Saved entries
★ ★ ★ ★ ★
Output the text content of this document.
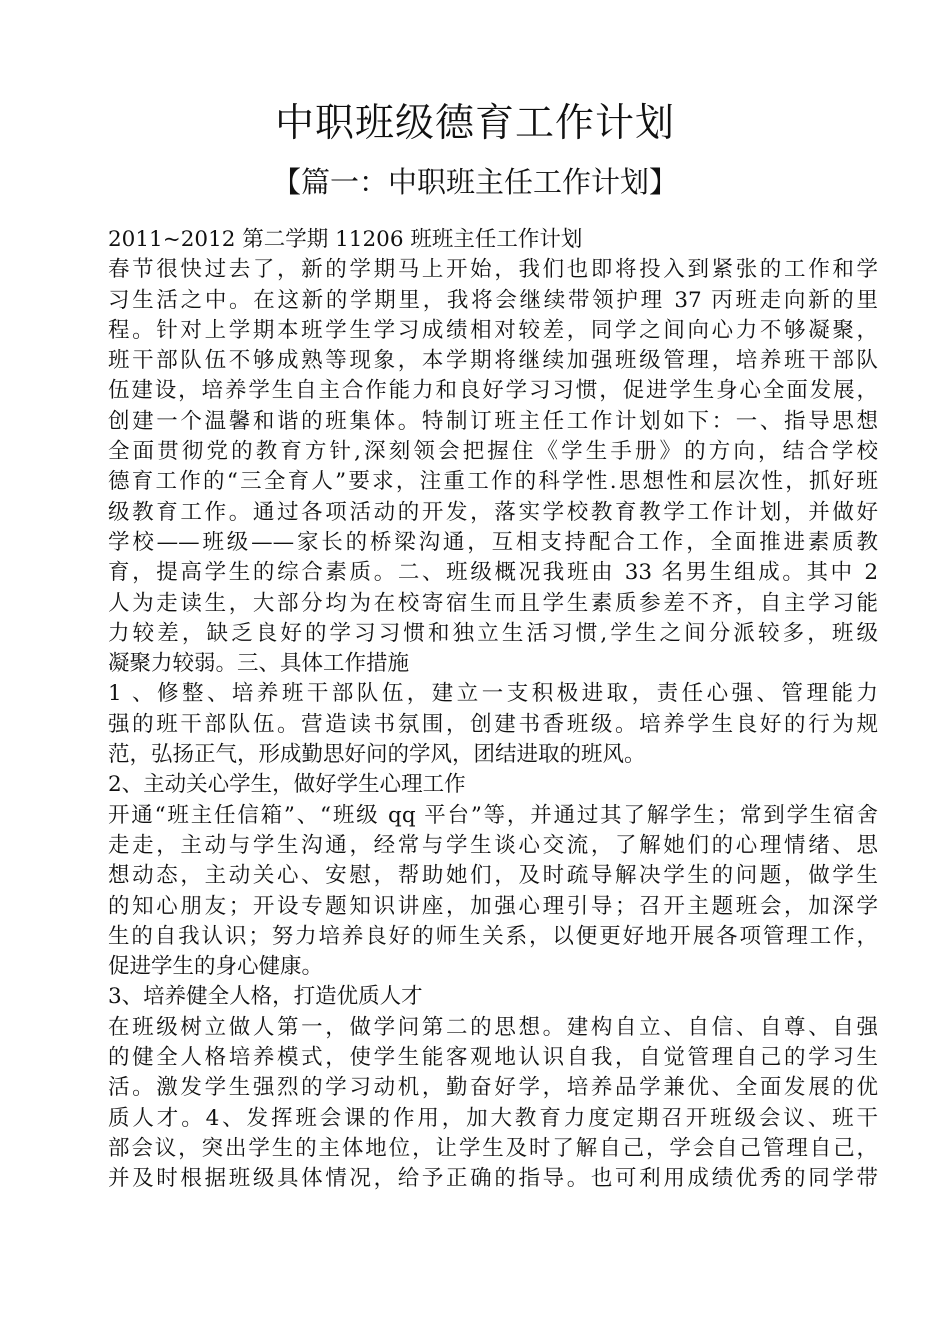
中职班级德育工作计划
【篇一：中职班主任工作计划】
2011~2012 第二学期 11206 班班主任工作计划
春节很快过去了，新的学期马上开始，我们也即将投入到紧张的工作和学
习生活之中。在这新的学期里，我将会继续带领护理 37 丙班走向新的里
程。针对上学期本班学生学习成绩相对较差，同学之间向心力不够凝聚，
班干部队伍不够成熟等现象，本学期将继续加强班级管理，培养班干部队
伍建设，培养学生自主合作能力和良好学习习惯，促进学生身心全面发展，
创建一个温馨和谐的班集体。特制订班主任工作计划如下：一、指导思想
全面贯彻党的教育方针,深刻领会把握住《学生手册》的方向，结合学校
德育工作的“三全育人”要求，注重工作的科学性.思想性和层次性，抓好班
级教育工作。通过各项活动的开发，落实学校教育教学工作计划，并做好
学校——班级——家长的桥梁沟通，互相支持配合工作，全面推进素质教
育，提高学生的综合素质。二、班级概况我班由 33 名男生组成。其中 2
人为走读生，大部分均为在校寄宿生而且学生素质参差不齐，自主学习能
力较差，缺乏良好的学习习惯和独立生活习惯,学生之间分派较多，班级
凝聚力较弱。三、具体工作措施
1 、修整、培养班干部队伍，建立一支积极进取，责任心强、管理能力
强的班干部队伍。营造读书氛围，创建书香班级。培养学生良好的行为规
范，弘扬正气，形成勤思好问的学风，团结进取的班风。
2、主动关心学生，做好学生心理工作
开通“班主任信箱”、“班级 qq 平台”等，并通过其了解学生；常到学生宿舍
走走，主动与学生沟通，经常与学生谈心交流，了解她们的心理情绪、思
想动态，主动关心、安慰，帮助她们，及时疏导解决学生的问题，做学生
的知心朋友；开设专题知识讲座，加强心理引导；召开主题班会，加深学
生的自我认识；努力培养良好的师生关系，以便更好地开展各项管理工作，
促进学生的身心健康。
3、培养健全人格，打造优质人才
在班级树立做人第一，做学问第二的思想。建构自立、自信、自尊、自强
的健全人格培养模式，使学生能客观地认识自我，自觉管理自己的学习生
活。激发学生强烈的学习动机，勤奋好学，培养品学兼优、全面发展的优
质人才。4、发挥班会课的作用，加大教育力度定期召开班级会议、班干
部会议，突出学生的主体地位，让学生及时了解自己，学会自己管理自己，
并及时根据班级具体情况，给予正确的指导。也可利用成绩优秀的同学带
★ ★ ★ ★ ★
* Task to carry out *
Quote the material word for word, dropping any images it holds.

* Completed task *
Output the text content of this document.
中职班级德育工作计划
【篇一：中职班主任工作计划】
2011~2012 第二学期 11206 班班主任工作计划
春节很快过去了，新的学期马上开始，我们也即将投入到紧张的工作和学
习生活之中。在这新的学期里，我将会继续带领护理 37 丙班走向新的里
程。针对上学期本班学生学习成绩相对较差，同学之间向心力不够凝聚，
班干部队伍不够成熟等现象，本学期将继续加强班级管理，培养班干部队
伍建设，培养学生自主合作能力和良好学习习惯，促进学生身心全面发展，
创建一个温馨和谐的班集体。特制订班主任工作计划如下：一、指导思想
全面贯彻党的教育方针,深刻领会把握住《学生手册》的方向，结合学校
德育工作的“三全育人”要求，注重工作的科学性.思想性和层次性，抓好班
级教育工作。通过各项活动的开发，落实学校教育教学工作计划，并做好
学校——班级——家长的桥梁沟通，互相支持配合工作，全面推进素质教
育，提高学生的综合素质。二、班级概况我班由 33 名男生组成。其中 2
人为走读生，大部分均为在校寄宿生而且学生素质参差不齐，自主学习能
力较差，缺乏良好的学习习惯和独立生活习惯,学生之间分派较多，班级
凝聚力较弱。三、具体工作措施
1 、修整、培养班干部队伍，建立一支积极进取，责任心强、管理能力
强的班干部队伍。营造读书氛围，创建书香班级。培养学生良好的行为规
范，弘扬正气，形成勤思好问的学风，团结进取的班风。
2、主动关心学生，做好学生心理工作
开通“班主任信箱”、“班级 qq 平台”等，并通过其了解学生；常到学生宿舍
走走，主动与学生沟通，经常与学生谈心交流，了解她们的心理情绪、思
想动态，主动关心、安慰，帮助她们，及时疏导解决学生的问题，做学生
的知心朋友；开设专题知识讲座，加强心理引导；召开主题班会，加深学
生的自我认识；努力培养良好的师生关系，以便更好地开展各项管理工作，
促进学生的身心健康。
3、培养健全人格，打造优质人才
在班级树立做人第一，做学问第二的思想。建构自立、自信、自尊、自强
的健全人格培养模式，使学生能客观地认识自我，自觉管理自己的学习生
活。激发学生强烈的学习动机，勤奋好学，培养品学兼优、全面发展的优
质人才。4、发挥班会课的作用，加大教育力度定期召开班级会议、班干
部会议，突出学生的主体地位，让学生及时了解自己，学会自己管理自己，
并及时根据班级具体情况，给予正确的指导。也可利用成绩优秀的同学带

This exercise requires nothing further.